** EXERCISE BRIEF **
Set down the lines of the material from the very start through the line that contains "period-tab[interactable]: 30分钟 bbox=[185, 0, 234, 22]", reproducing each one without changes.

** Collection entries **
►

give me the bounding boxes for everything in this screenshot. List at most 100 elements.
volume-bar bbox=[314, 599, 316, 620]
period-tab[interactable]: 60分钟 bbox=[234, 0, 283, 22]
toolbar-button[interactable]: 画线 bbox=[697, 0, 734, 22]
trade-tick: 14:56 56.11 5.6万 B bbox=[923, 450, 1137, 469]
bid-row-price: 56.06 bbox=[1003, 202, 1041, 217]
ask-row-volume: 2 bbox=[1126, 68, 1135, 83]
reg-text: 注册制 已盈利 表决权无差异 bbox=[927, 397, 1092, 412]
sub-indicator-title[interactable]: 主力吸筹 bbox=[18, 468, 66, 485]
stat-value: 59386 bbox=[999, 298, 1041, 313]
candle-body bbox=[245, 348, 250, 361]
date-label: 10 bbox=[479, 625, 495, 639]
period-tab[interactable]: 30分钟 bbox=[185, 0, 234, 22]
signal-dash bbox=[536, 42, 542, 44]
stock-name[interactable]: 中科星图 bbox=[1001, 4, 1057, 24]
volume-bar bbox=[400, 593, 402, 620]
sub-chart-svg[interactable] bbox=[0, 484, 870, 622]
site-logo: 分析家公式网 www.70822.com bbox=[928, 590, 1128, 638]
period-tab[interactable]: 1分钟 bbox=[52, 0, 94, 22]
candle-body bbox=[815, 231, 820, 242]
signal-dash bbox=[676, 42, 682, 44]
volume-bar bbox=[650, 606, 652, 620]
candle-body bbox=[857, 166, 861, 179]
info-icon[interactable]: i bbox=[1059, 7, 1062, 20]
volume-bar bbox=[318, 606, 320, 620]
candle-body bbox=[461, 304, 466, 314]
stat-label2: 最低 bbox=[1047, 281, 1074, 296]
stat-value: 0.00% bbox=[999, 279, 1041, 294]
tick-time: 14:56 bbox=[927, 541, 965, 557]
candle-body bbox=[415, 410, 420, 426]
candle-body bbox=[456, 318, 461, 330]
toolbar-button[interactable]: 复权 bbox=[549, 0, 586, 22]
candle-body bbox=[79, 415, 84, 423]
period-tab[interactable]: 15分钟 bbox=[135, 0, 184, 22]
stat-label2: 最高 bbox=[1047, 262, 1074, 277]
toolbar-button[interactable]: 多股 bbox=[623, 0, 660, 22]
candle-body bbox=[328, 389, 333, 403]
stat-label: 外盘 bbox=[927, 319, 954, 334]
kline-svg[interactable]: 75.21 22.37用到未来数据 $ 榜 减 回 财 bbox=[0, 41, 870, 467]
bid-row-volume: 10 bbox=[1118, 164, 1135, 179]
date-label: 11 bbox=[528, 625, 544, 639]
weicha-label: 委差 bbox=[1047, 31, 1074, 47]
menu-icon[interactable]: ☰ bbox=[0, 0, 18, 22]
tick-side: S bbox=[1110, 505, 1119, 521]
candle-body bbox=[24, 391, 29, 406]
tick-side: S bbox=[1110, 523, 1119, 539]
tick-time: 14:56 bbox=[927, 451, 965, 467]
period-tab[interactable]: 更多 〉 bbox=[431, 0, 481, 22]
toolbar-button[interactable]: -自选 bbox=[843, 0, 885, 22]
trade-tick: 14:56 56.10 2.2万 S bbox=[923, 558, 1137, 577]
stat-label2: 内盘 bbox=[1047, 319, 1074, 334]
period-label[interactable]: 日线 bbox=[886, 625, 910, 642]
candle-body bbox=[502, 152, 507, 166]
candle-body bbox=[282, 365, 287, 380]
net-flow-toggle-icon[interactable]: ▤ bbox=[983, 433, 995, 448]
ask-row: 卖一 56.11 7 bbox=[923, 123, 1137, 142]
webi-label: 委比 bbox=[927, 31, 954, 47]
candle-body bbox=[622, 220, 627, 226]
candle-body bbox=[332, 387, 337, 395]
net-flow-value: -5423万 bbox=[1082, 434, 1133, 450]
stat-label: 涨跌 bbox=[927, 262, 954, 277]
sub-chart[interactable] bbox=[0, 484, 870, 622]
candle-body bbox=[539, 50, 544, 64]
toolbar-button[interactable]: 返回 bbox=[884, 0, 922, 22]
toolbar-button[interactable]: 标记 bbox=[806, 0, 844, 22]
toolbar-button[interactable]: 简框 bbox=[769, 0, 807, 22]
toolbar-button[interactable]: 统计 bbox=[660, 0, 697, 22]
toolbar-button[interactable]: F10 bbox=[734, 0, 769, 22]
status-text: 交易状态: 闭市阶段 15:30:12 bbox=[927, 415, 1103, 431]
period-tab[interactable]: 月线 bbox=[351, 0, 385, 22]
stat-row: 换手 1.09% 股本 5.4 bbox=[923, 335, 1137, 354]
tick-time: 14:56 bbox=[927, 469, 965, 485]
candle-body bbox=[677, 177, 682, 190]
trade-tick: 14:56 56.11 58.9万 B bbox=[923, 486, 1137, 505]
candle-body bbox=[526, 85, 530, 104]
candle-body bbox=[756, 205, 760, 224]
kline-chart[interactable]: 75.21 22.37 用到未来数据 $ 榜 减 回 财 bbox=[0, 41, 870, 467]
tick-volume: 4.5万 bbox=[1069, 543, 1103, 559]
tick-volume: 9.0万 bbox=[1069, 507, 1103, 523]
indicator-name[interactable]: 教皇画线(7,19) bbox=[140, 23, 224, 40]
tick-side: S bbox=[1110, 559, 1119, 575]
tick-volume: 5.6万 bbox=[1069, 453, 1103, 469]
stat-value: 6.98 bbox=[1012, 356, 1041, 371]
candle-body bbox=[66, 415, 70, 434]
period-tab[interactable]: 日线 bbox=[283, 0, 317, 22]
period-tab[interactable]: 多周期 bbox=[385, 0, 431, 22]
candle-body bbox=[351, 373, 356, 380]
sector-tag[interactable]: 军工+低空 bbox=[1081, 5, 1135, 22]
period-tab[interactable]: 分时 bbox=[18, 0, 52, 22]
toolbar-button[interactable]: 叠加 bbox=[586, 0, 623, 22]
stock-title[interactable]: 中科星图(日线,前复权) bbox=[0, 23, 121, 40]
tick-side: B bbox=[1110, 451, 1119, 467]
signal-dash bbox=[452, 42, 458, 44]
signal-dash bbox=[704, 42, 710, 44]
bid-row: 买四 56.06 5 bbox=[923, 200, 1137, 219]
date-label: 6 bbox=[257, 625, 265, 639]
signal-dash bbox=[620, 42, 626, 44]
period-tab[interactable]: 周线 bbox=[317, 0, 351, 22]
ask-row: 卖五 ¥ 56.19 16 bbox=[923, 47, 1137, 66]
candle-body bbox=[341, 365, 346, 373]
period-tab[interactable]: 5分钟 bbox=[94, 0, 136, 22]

◄

** SOLVED PROBLEM **
give me the bounding boxes for everything in this screenshot. List at most 100 elements.
volume-bar bbox=[314, 599, 316, 620]
period-tab[interactable]: 60分钟 bbox=[234, 0, 283, 22]
toolbar-button[interactable]: 画线 bbox=[697, 0, 734, 22]
trade-tick: 14:56 56.11 5.6万 B bbox=[923, 450, 1137, 469]
bid-row-price: 56.06 bbox=[1003, 202, 1041, 217]
ask-row-volume: 2 bbox=[1126, 68, 1135, 83]
reg-text: 注册制 已盈利 表决权无差异 bbox=[927, 397, 1092, 412]
sub-indicator-title[interactable]: 主力吸筹 bbox=[18, 468, 66, 485]
stat-value: 59386 bbox=[999, 298, 1041, 313]
candle-body bbox=[245, 348, 250, 361]
date-label: 10 bbox=[479, 625, 495, 639]
period-tab[interactable]: 30分钟 bbox=[185, 0, 234, 22]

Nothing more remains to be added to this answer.